-- begin --

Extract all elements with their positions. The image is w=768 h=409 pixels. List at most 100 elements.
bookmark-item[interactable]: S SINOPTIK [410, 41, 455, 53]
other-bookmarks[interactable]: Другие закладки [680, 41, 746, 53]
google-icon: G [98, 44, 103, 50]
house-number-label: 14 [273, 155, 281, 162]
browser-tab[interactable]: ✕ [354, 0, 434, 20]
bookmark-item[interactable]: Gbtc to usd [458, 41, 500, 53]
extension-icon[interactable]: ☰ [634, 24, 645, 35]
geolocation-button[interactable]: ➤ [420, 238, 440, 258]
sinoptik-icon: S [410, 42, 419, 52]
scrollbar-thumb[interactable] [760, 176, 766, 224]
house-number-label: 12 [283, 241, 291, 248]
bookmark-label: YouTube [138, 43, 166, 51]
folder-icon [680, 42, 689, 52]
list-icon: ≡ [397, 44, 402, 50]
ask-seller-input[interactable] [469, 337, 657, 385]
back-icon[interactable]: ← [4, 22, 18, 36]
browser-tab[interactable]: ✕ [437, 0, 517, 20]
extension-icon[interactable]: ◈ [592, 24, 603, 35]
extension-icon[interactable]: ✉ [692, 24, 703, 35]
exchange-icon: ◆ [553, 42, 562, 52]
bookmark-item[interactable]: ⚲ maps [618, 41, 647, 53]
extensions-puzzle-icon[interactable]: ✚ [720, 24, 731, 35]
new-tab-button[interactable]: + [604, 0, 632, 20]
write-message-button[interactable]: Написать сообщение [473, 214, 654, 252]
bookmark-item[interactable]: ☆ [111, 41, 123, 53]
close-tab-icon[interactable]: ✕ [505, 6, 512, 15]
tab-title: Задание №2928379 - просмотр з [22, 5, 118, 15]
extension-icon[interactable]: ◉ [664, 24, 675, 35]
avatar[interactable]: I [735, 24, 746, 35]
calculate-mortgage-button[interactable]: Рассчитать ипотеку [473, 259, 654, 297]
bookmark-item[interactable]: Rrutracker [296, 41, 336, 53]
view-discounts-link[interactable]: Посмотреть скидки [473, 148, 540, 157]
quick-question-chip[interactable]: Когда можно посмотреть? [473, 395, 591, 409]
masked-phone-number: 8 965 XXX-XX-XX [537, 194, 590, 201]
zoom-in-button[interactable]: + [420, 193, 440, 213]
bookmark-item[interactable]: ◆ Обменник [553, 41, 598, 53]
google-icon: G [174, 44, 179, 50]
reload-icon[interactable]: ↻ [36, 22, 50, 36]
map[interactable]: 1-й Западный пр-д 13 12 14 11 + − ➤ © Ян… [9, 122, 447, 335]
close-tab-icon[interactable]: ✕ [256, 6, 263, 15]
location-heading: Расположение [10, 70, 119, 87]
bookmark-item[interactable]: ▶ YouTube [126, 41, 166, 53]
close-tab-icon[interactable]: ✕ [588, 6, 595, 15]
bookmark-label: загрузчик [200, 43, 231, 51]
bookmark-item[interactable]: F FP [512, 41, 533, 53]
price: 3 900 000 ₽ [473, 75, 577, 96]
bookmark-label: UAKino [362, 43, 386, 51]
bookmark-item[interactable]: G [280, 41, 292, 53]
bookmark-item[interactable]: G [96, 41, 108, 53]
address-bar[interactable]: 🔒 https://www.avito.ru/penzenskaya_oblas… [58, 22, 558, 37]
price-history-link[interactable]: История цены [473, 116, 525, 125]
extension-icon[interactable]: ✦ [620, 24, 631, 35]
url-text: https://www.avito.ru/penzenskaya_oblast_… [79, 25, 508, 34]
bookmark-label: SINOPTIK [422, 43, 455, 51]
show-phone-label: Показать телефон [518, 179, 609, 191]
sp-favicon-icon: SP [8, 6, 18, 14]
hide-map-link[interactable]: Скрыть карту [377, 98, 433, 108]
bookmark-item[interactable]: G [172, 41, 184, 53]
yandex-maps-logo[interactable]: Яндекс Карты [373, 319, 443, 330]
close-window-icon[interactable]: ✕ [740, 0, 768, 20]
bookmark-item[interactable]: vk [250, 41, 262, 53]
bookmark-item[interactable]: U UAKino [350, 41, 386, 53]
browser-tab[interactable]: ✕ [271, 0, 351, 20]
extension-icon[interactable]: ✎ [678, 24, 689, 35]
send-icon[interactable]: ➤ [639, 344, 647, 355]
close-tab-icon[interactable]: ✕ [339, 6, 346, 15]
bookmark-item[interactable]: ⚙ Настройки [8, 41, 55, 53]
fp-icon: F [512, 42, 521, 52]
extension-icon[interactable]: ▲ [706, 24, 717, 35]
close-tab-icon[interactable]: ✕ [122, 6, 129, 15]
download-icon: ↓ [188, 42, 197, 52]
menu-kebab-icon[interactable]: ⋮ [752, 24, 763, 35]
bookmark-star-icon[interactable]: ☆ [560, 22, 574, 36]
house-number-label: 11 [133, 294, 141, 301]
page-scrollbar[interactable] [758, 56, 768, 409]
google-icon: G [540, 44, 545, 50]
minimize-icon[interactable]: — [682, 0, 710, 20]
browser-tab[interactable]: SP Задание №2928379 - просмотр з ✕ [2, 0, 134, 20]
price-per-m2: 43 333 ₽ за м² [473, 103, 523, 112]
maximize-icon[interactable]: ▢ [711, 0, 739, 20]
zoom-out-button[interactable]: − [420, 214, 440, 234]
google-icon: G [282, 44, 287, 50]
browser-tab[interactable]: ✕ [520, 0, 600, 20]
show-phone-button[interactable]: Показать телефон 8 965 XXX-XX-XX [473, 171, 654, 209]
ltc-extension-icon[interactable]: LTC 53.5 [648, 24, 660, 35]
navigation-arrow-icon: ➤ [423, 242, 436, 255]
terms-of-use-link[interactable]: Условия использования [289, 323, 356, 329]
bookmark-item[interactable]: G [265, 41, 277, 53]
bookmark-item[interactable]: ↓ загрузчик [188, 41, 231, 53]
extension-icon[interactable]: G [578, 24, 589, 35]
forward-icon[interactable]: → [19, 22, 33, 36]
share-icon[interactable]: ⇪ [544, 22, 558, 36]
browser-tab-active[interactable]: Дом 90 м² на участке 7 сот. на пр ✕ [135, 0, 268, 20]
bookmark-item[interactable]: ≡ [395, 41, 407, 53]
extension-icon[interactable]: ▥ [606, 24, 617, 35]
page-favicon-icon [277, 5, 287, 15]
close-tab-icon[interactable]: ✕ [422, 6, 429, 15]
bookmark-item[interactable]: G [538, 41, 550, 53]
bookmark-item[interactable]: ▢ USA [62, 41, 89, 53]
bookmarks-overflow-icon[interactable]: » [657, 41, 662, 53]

-- end --

▸ DESCRIPTION OF THE TASK
Copy out the items above word for word, from the very first line through the line holding "quick-question-chip[interactable]: Когда можно", inclusive.

▸ EXERCISE OUTPUT
Extract all elements with their positions. The image is w=768 h=409 pixels. List at most 100 elements.
bookmark-item[interactable]: S SINOPTIK [410, 41, 455, 53]
other-bookmarks[interactable]: Другие закладки [680, 41, 746, 53]
google-icon: G [98, 44, 103, 50]
house-number-label: 14 [273, 155, 281, 162]
browser-tab[interactable]: ✕ [354, 0, 434, 20]
bookmark-item[interactable]: Gbtc to usd [458, 41, 500, 53]
extension-icon[interactable]: ☰ [634, 24, 645, 35]
geolocation-button[interactable]: ➤ [420, 238, 440, 258]
sinoptik-icon: S [410, 42, 419, 52]
scrollbar-thumb[interactable] [760, 176, 766, 224]
house-number-label: 12 [283, 241, 291, 248]
bookmark-label: YouTube [138, 43, 166, 51]
folder-icon [680, 42, 689, 52]
list-icon: ≡ [397, 44, 402, 50]
ask-seller-input[interactable] [469, 337, 657, 385]
back-icon[interactable]: ← [4, 22, 18, 36]
browser-tab[interactable]: ✕ [437, 0, 517, 20]
extension-icon[interactable]: ◈ [592, 24, 603, 35]
extension-icon[interactable]: ✉ [692, 24, 703, 35]
exchange-icon: ◆ [553, 42, 562, 52]
bookmark-item[interactable]: ⚲ maps [618, 41, 647, 53]
extensions-puzzle-icon[interactable]: ✚ [720, 24, 731, 35]
new-tab-button[interactable]: + [604, 0, 632, 20]
write-message-button[interactable]: Написать сообщение [473, 214, 654, 252]
bookmark-item[interactable]: ☆ [111, 41, 123, 53]
close-tab-icon[interactable]: ✕ [505, 6, 512, 15]
tab-title: Задание №2928379 - просмотр з [22, 5, 118, 15]
extension-icon[interactable]: ◉ [664, 24, 675, 35]
avatar[interactable]: I [735, 24, 746, 35]
calculate-mortgage-button[interactable]: Рассчитать ипотеку [473, 259, 654, 297]
bookmark-item[interactable]: Rrutracker [296, 41, 336, 53]
view-discounts-link[interactable]: Посмотреть скидки [473, 148, 540, 157]
quick-question-chip[interactable]: Когда можно посмотреть? [473, 395, 591, 409]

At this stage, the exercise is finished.